[Figure record extracts]
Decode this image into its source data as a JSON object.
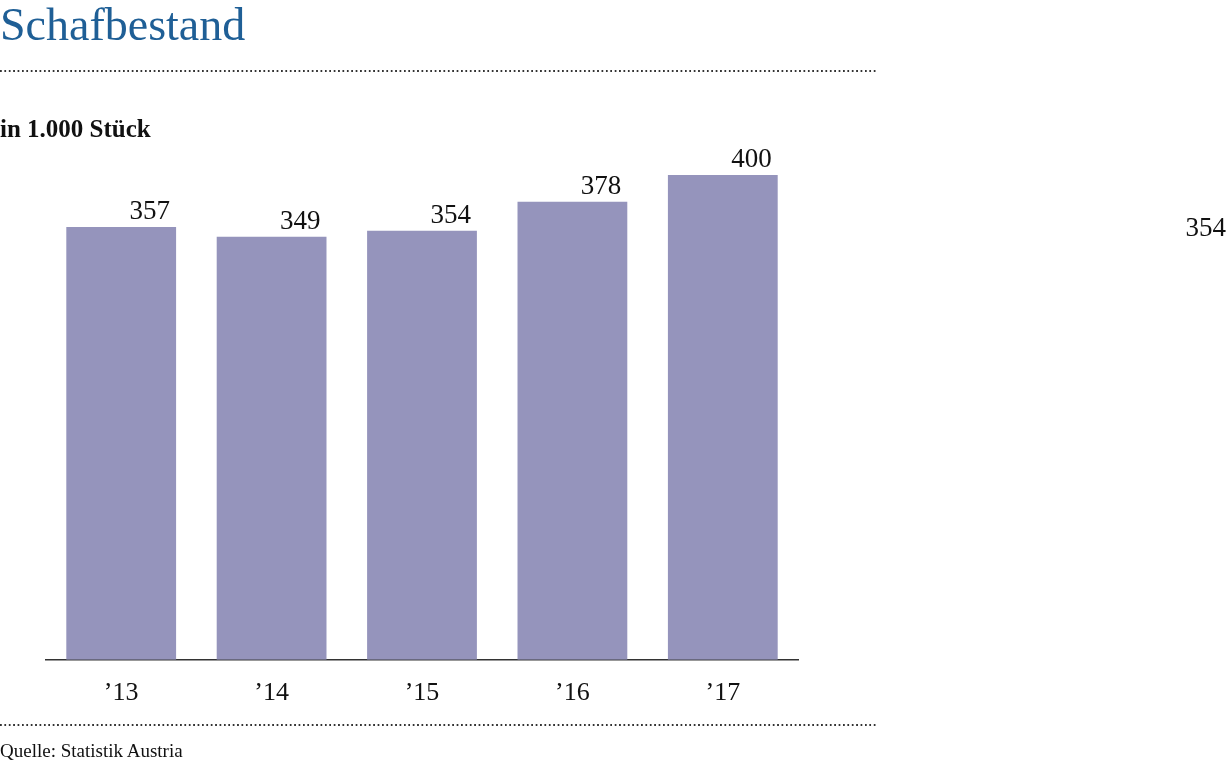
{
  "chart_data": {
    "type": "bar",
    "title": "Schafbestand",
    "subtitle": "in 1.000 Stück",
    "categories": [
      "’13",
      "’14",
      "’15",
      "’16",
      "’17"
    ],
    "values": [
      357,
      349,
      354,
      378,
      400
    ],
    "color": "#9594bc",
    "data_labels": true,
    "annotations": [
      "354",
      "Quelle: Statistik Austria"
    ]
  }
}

▶ WRITTEN REQUEST
Return the records exactly. Don't carry the pictures over.

▶ WRITTEN REPLY
Decode this image into its source data as a JSON object.
{
  "chart_data": {
    "type": "bar",
    "title": "Schafbestand",
    "subtitle": "in 1.000 Stück",
    "categories": [
      "’13",
      "’14",
      "’15",
      "’16",
      "’17"
    ],
    "values": [
      357,
      349,
      354,
      378,
      400
    ],
    "color": "#9594bc",
    "data_labels": true,
    "annotations": [
      "354",
      "Quelle: Statistik Austria"
    ]
  }
}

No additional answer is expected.